• Exercise directions: What follows is a listing to be transcribed exactly.

• Data for processing:
☆ ☆ ☆
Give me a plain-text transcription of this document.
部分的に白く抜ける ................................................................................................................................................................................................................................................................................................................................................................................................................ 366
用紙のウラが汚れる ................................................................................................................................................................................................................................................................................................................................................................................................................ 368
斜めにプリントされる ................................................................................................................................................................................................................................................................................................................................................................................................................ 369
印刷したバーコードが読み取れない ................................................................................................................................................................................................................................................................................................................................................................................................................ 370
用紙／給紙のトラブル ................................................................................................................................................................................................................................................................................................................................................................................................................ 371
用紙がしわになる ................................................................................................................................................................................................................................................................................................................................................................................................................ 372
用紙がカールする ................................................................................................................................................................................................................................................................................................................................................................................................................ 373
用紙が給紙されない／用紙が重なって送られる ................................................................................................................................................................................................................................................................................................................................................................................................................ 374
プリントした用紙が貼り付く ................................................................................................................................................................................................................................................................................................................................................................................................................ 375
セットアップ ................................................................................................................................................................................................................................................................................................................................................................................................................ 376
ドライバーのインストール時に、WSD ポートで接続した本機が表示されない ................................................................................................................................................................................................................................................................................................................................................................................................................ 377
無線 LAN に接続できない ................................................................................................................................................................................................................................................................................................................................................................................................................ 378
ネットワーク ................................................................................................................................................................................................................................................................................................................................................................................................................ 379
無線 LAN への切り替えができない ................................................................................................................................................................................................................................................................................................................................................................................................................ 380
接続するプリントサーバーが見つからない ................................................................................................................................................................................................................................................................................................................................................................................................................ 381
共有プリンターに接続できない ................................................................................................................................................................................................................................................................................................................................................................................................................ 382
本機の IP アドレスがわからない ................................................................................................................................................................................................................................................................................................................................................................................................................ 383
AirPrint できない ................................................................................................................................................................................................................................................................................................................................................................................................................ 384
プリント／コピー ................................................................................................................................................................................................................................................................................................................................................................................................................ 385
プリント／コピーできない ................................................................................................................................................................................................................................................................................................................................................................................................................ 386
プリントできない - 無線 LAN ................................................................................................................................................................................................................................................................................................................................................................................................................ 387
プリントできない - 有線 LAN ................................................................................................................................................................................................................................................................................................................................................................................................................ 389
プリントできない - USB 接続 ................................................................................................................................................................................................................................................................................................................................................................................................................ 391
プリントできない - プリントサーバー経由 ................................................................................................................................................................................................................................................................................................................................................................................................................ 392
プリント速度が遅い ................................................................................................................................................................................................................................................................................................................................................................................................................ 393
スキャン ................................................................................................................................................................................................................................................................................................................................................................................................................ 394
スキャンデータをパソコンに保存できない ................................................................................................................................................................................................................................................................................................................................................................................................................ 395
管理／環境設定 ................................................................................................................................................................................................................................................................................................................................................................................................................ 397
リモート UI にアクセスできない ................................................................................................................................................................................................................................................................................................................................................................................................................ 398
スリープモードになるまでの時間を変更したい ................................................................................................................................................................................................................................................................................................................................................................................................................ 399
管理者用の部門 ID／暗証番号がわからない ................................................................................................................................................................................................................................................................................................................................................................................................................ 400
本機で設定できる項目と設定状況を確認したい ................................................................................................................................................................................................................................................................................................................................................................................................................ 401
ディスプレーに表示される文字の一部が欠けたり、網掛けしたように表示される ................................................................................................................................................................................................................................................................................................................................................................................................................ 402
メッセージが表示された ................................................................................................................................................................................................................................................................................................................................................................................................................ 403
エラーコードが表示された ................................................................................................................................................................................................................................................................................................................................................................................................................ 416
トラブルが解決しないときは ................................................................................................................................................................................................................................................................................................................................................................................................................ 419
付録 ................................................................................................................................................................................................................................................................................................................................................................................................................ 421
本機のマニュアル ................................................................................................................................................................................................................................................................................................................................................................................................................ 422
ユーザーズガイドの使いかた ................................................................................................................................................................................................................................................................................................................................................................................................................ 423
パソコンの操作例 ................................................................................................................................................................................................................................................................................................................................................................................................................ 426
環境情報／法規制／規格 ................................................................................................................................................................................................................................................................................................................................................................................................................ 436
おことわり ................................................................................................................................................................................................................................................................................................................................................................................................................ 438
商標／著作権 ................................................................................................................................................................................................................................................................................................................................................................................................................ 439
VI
☆ ☆ ☆
• Task result:
Give me a plain-text transcription of this document.
部分的に白く抜ける ................................................................................................................................................................................................................................................................................................................................................................................................................ 366
用紙のウラが汚れる ................................................................................................................................................................................................................................................................................................................................................................................................................ 368
斜めにプリントされる ................................................................................................................................................................................................................................................................................................................................................................................................................ 369
印刷したバーコードが読み取れない ................................................................................................................................................................................................................................................................................................................................................................................................................ 370
用紙／給紙のトラブル ................................................................................................................................................................................................................................................................................................................................................................................................................ 371
用紙がしわになる ................................................................................................................................................................................................................................................................................................................................................................................................................ 372
用紙がカールする ................................................................................................................................................................................................................................................................................................................................................................................................................ 373
用紙が給紙されない／用紙が重なって送られる ................................................................................................................................................................................................................................................................................................................................................................................................................ 374
プリントした用紙が貼り付く ................................................................................................................................................................................................................................................................................................................................................................................................................ 375
セットアップ ................................................................................................................................................................................................................................................................................................................................................................................................................ 376
ドライバーのインストール時に、WSD ポートで接続した本機が表示されない ................................................................................................................................................................................................................................................................................................................................................................................................................ 377
無線 LAN に接続できない ................................................................................................................................................................................................................................................................................................................................................................................................................ 378
ネットワーク ................................................................................................................................................................................................................................................................................................................................................................................................................ 379
無線 LAN への切り替えができない ................................................................................................................................................................................................................................................................................................................................................................................................................ 380
接続するプリントサーバーが見つからない ................................................................................................................................................................................................................................................................................................................................................................................................................ 381
共有プリンターに接続できない ................................................................................................................................................................................................................................................................................................................................................................................................................ 382
本機の IP アドレスがわからない ................................................................................................................................................................................................................................................................................................................................................................................................................ 383
AirPrint できない ................................................................................................................................................................................................................................................................................................................................................................................................................ 384
プリント／コピー ................................................................................................................................................................................................................................................................................................................................................................................................................ 385
プリント／コピーできない ................................................................................................................................................................................................................................................................................................................................................................................................................ 386
プリントできない - 無線 LAN ................................................................................................................................................................................................................................................................................................................................................................................................................ 387
プリントできない - 有線 LAN ................................................................................................................................................................................................................................................................................................................................................................................................................ 389
プリントできない - USB 接続 ................................................................................................................................................................................................................................................................................................................................................................................................................ 391
プリントできない - プリントサーバー経由 ................................................................................................................................................................................................................................................................................................................................................................................................................ 392
プリント速度が遅い ................................................................................................................................................................................................................................................................................................................................................................................................................ 393
スキャン ................................................................................................................................................................................................................................................................................................................................................................................................................ 394
スキャンデータをパソコンに保存できない ................................................................................................................................................................................................................................................................................................................................................................................................................ 395
管理／環境設定 ................................................................................................................................................................................................................................................................................................................................................................................................................ 397
リモート UI にアクセスできない ................................................................................................................................................................................................................................................................................................................................................................................................................ 398
スリープモードになるまでの時間を変更したい ................................................................................................................................................................................................................................................................................................................................................................................................................ 399
管理者用の部門 ID／暗証番号がわからない ................................................................................................................................................................................................................................................................................................................................................................................................................ 400
本機で設定できる項目と設定状況を確認したい ................................................................................................................................................................................................................................................................................................................................................................................................................ 401
ディスプレーに表示される文字の一部が欠けたり、網掛けしたように表示される ................................................................................................................................................................................................................................................................................................................................................................................................................ 402
メッセージが表示された ................................................................................................................................................................................................................................................................................................................................................................................................................ 403
エラーコードが表示された ................................................................................................................................................................................................................................................................................................................................................................................................................ 416
トラブルが解決しないときは ................................................................................................................................................................................................................................................................................................................................................................................................................ 419
付録 ................................................................................................................................................................................................................................................................................................................................................................................................................ 421
本機のマニュアル ................................................................................................................................................................................................................................................................................................................................................................................................................ 422
ユーザーズガイドの使いかた ................................................................................................................................................................................................................................................................................................................................................................................................................ 423
パソコンの操作例 ................................................................................................................................................................................................................................................................................................................................................................................................................ 426
環境情報／法規制／規格 ................................................................................................................................................................................................................................................................................................................................................................................................................ 436
おことわり ................................................................................................................................................................................................................................................................................................................................................................................................................ 438
商標／著作権 ................................................................................................................................................................................................................................................................................................................................................................................................................ 439
VI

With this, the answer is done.